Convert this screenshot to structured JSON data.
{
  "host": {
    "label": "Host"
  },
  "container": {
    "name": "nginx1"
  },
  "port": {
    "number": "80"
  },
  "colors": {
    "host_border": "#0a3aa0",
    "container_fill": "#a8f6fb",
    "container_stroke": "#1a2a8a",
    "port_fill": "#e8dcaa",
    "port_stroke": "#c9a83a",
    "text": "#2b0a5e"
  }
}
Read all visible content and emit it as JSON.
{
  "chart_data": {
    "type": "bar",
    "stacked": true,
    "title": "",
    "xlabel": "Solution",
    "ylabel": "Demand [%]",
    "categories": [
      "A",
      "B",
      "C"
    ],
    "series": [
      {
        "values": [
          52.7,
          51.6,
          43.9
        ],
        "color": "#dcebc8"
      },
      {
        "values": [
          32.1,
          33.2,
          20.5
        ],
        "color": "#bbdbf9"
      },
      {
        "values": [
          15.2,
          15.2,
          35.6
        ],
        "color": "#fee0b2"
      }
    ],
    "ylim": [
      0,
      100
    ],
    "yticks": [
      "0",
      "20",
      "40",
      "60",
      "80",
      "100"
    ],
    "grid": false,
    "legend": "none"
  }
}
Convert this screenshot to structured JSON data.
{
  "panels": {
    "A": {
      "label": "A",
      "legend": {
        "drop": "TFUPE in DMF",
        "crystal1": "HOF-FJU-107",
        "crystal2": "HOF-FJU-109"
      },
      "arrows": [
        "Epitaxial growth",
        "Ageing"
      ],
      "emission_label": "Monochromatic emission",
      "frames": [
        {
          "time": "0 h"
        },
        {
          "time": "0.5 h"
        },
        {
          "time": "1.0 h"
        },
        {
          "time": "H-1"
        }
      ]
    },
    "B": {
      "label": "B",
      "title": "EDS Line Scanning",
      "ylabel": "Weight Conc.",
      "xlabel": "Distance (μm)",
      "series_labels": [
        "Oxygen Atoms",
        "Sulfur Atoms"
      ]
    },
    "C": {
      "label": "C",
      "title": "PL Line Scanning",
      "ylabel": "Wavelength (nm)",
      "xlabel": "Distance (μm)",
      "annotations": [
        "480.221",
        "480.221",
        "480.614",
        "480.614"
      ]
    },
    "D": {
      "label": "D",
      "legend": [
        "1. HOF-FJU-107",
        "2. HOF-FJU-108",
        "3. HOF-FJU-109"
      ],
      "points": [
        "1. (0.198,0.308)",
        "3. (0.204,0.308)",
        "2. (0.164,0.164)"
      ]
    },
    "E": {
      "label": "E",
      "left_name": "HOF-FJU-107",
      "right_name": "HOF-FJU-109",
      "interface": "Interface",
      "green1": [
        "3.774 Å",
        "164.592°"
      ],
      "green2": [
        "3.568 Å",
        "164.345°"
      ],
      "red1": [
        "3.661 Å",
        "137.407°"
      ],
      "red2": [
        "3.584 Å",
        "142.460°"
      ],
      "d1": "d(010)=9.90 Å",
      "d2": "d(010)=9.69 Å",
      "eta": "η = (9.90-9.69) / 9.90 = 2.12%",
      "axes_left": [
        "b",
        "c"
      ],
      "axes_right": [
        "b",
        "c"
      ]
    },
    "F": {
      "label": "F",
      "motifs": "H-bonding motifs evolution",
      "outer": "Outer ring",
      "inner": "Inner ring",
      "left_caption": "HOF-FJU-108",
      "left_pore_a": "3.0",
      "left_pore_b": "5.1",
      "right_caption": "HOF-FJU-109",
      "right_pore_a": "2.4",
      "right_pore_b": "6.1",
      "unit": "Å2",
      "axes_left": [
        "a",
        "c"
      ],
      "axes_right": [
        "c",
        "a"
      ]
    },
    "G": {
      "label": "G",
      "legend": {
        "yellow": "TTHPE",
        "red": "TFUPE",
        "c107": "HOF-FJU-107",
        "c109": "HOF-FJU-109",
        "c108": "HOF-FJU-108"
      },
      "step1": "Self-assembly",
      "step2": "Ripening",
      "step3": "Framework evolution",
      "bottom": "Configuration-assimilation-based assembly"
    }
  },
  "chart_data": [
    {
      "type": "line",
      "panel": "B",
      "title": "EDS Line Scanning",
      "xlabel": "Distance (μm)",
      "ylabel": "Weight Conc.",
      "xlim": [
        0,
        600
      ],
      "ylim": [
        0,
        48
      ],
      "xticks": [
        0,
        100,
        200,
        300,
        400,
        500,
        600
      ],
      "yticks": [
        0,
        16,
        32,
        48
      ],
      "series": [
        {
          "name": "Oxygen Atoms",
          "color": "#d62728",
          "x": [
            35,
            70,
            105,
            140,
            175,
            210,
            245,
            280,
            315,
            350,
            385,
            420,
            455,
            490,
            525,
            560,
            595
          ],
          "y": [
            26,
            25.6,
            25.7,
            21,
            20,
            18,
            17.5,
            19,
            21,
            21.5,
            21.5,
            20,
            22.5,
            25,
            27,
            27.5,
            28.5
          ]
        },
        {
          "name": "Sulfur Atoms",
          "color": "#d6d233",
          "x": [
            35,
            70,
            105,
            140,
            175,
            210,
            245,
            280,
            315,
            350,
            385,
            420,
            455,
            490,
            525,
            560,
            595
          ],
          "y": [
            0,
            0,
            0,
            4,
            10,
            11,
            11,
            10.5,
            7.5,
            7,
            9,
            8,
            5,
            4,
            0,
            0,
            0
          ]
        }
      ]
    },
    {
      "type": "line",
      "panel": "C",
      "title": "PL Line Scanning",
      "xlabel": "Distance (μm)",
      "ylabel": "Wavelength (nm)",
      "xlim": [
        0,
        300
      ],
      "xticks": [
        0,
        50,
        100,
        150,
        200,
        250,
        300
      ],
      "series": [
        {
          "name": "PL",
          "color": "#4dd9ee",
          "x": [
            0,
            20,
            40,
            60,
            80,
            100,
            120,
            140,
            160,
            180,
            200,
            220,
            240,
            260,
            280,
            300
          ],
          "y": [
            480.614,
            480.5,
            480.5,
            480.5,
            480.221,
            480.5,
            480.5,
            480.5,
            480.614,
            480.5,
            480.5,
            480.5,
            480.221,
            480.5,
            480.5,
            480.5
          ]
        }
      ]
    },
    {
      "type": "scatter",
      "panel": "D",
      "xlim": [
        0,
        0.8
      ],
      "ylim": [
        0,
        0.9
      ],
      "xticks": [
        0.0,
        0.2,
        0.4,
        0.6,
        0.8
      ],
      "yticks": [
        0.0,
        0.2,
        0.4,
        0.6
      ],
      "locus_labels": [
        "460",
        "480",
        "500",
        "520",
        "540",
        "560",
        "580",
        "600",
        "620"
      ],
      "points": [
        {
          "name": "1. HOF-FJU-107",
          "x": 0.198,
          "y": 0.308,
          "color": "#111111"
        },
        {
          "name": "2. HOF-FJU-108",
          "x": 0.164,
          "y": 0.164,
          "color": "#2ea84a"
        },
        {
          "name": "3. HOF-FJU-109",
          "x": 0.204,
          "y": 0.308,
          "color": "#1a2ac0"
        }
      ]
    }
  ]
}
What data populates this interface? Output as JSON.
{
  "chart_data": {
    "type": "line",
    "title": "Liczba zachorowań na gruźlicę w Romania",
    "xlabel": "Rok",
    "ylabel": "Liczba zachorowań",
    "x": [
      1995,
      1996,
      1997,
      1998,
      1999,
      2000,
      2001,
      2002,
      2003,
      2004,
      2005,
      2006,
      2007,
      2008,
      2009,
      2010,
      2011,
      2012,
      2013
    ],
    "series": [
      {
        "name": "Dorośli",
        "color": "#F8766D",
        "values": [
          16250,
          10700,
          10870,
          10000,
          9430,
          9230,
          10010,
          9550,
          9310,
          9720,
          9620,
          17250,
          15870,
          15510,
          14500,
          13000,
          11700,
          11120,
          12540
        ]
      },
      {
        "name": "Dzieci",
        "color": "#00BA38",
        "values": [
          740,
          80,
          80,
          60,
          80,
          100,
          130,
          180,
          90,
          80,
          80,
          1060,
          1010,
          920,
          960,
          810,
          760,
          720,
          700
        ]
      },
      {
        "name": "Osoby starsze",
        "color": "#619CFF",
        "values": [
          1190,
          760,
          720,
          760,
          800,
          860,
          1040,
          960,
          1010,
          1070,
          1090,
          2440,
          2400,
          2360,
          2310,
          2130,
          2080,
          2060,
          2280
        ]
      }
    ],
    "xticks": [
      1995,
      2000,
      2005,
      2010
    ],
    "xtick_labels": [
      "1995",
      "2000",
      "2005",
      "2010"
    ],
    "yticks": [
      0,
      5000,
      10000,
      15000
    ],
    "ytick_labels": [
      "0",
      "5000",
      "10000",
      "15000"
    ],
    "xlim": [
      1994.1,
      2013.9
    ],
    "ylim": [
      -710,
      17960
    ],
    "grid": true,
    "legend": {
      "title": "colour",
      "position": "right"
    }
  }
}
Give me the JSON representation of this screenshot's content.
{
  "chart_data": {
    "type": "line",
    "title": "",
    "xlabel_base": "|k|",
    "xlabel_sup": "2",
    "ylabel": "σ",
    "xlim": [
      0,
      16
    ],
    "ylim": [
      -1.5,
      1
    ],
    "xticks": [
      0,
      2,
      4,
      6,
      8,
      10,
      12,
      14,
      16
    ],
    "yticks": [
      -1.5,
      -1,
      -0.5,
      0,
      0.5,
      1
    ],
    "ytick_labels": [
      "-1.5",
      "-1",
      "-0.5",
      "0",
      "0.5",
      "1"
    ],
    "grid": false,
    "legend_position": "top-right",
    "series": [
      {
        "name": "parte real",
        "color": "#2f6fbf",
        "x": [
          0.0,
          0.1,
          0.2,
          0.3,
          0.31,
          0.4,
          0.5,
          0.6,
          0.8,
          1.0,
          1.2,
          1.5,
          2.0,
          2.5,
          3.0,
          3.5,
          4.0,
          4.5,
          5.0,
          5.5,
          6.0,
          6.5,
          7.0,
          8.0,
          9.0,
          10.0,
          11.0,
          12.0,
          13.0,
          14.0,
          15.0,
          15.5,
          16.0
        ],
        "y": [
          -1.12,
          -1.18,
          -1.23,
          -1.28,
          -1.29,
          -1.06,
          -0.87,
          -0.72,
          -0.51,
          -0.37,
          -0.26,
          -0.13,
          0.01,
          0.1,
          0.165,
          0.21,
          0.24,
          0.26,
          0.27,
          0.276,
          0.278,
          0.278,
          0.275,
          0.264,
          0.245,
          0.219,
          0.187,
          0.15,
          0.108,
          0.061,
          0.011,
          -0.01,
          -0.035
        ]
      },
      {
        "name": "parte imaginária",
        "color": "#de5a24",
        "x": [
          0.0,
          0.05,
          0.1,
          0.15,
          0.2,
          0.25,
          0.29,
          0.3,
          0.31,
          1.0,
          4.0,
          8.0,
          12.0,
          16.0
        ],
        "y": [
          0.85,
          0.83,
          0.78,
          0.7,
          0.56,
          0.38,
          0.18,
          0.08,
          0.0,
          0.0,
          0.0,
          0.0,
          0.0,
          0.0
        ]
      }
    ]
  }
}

::::

→ **REQUIRED TASK**: Go through the material above and count the lines that include "Atoms". Give the number alone.

→ **EXPECTED ANSWER**: 4